**Records to use**
☆ ☆ ☆ ☆
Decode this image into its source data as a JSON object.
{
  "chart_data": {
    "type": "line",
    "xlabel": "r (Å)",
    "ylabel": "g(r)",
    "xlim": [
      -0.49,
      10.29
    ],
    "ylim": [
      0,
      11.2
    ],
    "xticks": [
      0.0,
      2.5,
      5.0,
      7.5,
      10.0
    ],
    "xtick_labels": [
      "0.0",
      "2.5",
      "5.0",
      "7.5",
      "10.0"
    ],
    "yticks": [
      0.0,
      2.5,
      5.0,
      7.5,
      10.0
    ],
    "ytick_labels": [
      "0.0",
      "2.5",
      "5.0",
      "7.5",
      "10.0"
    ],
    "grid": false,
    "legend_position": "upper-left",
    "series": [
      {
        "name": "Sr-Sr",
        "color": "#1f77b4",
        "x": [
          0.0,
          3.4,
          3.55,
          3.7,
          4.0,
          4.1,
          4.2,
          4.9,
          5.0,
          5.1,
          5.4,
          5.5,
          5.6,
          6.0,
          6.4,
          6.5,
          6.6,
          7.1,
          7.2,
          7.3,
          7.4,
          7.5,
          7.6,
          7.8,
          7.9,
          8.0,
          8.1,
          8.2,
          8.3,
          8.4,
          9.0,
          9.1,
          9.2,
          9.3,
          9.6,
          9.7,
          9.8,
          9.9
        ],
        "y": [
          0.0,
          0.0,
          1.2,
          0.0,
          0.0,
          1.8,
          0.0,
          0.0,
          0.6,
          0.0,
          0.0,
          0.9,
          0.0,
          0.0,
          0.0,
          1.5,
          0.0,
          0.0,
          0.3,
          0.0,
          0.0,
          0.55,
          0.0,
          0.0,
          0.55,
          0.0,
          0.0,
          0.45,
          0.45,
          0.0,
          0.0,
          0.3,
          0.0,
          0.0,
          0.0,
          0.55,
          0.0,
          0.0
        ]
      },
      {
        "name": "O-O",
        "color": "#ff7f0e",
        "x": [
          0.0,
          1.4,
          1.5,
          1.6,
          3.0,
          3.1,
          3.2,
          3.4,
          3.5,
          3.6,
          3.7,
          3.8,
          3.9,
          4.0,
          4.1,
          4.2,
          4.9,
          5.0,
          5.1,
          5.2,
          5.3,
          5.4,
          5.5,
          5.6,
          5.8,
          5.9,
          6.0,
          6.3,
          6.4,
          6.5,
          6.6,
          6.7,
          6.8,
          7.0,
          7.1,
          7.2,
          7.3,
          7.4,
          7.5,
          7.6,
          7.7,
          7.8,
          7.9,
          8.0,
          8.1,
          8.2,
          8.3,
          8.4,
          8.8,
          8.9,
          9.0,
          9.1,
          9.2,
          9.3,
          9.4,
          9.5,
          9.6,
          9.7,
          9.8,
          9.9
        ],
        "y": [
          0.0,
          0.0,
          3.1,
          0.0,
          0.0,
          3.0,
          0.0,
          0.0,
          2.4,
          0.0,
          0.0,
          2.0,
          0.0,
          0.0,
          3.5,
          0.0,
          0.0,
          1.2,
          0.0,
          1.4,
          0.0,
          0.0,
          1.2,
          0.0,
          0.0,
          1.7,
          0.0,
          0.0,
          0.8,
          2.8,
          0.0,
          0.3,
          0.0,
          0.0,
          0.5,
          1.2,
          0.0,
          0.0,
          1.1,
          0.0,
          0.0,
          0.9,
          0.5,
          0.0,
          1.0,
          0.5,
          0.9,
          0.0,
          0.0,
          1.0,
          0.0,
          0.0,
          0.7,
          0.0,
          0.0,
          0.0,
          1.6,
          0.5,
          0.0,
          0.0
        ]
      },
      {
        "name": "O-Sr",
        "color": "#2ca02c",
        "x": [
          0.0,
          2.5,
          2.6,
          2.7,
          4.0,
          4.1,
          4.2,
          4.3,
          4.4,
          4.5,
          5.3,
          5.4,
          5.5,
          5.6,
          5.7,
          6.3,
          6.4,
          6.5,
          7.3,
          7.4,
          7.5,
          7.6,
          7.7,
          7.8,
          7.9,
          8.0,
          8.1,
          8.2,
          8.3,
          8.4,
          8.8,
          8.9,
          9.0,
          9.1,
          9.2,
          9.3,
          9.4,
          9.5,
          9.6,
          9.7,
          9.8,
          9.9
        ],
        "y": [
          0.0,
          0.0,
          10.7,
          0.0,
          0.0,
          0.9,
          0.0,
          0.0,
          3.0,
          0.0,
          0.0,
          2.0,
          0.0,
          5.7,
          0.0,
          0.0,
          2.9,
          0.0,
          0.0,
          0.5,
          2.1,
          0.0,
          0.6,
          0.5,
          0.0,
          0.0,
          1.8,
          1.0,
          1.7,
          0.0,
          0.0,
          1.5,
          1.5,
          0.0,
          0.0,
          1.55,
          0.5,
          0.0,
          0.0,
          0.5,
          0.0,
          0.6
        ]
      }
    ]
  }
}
☆ ☆ ☆ ☆
**To be done**
Return every line in the listing that contains the word "color".

**Solution to this exercise**
        "color": "#1f77b4",
        "color": "#ff7f0e",
        "color": "#2ca02c",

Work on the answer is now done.